TO BE DONE:
Find each line with "Jean" and copy it.

---+---

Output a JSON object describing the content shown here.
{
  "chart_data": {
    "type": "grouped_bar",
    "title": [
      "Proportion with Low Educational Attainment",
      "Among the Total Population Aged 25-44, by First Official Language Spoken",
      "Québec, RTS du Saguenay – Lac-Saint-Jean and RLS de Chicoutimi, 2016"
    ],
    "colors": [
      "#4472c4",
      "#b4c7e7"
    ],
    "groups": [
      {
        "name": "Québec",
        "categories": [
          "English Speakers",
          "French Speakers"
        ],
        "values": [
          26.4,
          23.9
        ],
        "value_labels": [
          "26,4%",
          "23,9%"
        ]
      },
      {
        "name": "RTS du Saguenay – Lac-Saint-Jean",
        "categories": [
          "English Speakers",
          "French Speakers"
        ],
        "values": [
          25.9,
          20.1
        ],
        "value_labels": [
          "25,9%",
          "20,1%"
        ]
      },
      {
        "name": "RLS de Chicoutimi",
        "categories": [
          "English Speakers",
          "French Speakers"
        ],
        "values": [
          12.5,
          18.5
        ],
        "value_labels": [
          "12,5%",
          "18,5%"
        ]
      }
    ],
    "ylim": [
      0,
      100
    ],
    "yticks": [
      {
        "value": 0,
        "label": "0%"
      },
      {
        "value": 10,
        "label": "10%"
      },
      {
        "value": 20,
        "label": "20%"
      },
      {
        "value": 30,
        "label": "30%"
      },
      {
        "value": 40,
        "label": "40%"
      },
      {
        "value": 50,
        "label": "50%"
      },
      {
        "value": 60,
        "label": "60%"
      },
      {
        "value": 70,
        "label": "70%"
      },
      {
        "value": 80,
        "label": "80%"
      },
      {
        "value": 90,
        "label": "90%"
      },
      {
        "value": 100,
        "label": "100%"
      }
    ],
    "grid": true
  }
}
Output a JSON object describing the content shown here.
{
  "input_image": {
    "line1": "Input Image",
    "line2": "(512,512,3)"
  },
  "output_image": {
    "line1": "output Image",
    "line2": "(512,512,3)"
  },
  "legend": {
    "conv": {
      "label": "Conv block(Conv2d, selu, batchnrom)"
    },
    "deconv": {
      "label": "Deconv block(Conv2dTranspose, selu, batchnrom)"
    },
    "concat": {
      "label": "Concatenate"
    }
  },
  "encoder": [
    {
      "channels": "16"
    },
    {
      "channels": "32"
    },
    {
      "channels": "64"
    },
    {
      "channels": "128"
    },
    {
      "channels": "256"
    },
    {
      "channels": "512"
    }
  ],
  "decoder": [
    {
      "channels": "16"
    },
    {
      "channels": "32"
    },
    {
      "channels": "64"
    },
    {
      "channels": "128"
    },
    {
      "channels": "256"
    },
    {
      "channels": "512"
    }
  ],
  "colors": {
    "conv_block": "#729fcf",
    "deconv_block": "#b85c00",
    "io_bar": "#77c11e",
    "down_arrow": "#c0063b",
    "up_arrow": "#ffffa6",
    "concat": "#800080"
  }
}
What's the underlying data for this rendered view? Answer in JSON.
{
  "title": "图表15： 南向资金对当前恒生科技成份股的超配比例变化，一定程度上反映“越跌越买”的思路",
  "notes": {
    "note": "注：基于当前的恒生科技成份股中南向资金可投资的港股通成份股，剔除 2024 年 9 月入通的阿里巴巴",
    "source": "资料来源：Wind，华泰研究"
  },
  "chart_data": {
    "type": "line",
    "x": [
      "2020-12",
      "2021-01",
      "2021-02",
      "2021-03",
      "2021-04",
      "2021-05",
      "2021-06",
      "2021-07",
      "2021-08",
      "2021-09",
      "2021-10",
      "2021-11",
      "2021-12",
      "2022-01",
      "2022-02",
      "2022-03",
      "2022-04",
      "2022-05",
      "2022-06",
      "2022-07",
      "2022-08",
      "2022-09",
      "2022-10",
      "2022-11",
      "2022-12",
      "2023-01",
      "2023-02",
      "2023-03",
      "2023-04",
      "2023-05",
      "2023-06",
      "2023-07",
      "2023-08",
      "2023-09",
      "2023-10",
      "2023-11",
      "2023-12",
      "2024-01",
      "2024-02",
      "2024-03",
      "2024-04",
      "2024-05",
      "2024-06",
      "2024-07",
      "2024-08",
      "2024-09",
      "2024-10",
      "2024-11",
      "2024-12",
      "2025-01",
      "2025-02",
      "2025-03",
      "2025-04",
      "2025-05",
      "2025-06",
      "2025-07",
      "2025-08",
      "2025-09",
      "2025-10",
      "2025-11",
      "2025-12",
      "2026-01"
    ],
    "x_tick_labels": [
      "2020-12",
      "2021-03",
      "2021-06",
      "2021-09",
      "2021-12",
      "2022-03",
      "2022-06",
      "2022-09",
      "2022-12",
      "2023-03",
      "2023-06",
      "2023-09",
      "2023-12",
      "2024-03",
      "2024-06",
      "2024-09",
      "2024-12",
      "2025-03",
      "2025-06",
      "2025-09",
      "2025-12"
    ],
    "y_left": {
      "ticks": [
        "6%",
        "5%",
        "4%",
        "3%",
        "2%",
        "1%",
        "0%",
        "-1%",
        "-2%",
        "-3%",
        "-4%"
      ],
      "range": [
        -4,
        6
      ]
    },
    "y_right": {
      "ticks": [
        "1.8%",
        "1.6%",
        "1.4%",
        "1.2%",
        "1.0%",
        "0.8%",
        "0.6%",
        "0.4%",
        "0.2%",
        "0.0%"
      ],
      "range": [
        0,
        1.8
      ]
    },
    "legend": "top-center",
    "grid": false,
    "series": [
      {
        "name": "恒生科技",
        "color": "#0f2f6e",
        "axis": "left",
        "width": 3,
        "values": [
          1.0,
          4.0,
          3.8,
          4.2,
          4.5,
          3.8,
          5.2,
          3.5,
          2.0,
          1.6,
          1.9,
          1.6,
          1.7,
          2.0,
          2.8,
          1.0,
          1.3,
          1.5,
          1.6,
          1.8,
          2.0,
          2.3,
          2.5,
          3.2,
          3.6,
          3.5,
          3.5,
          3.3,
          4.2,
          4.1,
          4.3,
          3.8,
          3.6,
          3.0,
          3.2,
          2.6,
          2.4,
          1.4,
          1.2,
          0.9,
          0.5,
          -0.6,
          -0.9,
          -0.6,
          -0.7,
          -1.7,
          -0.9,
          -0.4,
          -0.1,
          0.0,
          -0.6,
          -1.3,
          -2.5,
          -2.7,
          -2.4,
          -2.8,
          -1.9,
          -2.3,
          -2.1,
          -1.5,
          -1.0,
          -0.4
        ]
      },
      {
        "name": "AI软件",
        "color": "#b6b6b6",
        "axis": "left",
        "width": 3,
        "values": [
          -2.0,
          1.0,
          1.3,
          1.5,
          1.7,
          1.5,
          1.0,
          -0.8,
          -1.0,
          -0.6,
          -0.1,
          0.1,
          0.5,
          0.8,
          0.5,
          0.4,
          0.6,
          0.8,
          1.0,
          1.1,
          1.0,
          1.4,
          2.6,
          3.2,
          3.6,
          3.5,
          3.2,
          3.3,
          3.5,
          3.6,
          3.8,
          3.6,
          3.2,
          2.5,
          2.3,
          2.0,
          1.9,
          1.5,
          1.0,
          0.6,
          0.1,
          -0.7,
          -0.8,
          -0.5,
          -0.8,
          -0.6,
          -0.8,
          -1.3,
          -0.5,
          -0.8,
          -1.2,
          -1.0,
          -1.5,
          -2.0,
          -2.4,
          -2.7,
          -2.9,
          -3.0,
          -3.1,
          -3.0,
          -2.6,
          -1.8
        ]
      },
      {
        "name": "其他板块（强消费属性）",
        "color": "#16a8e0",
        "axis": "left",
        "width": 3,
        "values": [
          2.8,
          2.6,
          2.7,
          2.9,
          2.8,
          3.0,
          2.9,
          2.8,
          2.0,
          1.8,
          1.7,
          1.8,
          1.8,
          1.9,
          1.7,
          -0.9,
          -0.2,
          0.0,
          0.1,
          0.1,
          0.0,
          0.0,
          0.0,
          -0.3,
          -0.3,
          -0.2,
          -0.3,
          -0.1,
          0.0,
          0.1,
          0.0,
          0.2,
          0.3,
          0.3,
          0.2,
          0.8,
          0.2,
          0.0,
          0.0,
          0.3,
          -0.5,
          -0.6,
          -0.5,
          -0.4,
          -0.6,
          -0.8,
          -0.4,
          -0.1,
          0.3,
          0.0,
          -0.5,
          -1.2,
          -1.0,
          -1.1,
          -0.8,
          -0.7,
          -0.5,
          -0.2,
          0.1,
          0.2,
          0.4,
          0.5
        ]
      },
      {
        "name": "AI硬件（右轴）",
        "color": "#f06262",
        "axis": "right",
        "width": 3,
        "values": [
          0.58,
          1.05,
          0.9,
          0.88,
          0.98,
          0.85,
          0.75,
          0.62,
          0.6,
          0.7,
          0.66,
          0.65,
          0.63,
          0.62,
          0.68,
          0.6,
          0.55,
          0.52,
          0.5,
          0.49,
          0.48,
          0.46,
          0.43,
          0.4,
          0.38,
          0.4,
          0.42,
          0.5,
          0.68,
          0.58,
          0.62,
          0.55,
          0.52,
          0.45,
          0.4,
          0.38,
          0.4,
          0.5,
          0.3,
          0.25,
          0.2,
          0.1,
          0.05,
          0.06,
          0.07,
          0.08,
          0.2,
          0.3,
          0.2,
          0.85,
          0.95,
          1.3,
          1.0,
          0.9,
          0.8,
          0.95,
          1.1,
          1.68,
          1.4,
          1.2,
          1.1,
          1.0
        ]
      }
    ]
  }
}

---+---

FINAL RESULT:
      "Québec, RTS du Saguenay – Lac-Saint-Jean and RLS de Chicoutimi, 2016"
        "name": "RTS du Saguenay – Lac-Saint-Jean",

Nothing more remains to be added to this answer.